:: DATASET ENTRIES

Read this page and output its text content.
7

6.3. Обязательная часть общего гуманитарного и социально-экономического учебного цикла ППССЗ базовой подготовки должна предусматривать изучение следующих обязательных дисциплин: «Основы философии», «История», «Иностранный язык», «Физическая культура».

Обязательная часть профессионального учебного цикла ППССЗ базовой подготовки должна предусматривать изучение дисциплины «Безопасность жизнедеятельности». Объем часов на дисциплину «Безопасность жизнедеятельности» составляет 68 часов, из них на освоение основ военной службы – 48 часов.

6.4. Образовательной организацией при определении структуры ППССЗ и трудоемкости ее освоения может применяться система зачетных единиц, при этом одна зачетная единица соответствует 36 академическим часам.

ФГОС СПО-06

::::

AIM:
Repeat the data exactly. Leave nothing out.

RESULT OF THIS TASK:
Read this page and output its text content.
7

6.3. Обязательная часть общего гуманитарного и социально-экономического учебного цикла ППССЗ базовой подготовки должна предусматривать изучение следующих обязательных дисциплин: «Основы философии», «История», «Иностранный язык», «Физическая культура».

Обязательная часть профессионального учебного цикла ППССЗ базовой подготовки должна предусматривать изучение дисциплины «Безопасность жизнедеятельности». Объем часов на дисциплину «Безопасность жизнедеятельности» составляет 68 часов, из них на освоение основ военной службы – 48 часов.

6.4. Образовательной организацией при определении структуры ППССЗ и трудоемкости ее освоения может применяться система зачетных единиц, при этом одна зачетная единица соответствует 36 академическим часам.

ФГОС СПО-06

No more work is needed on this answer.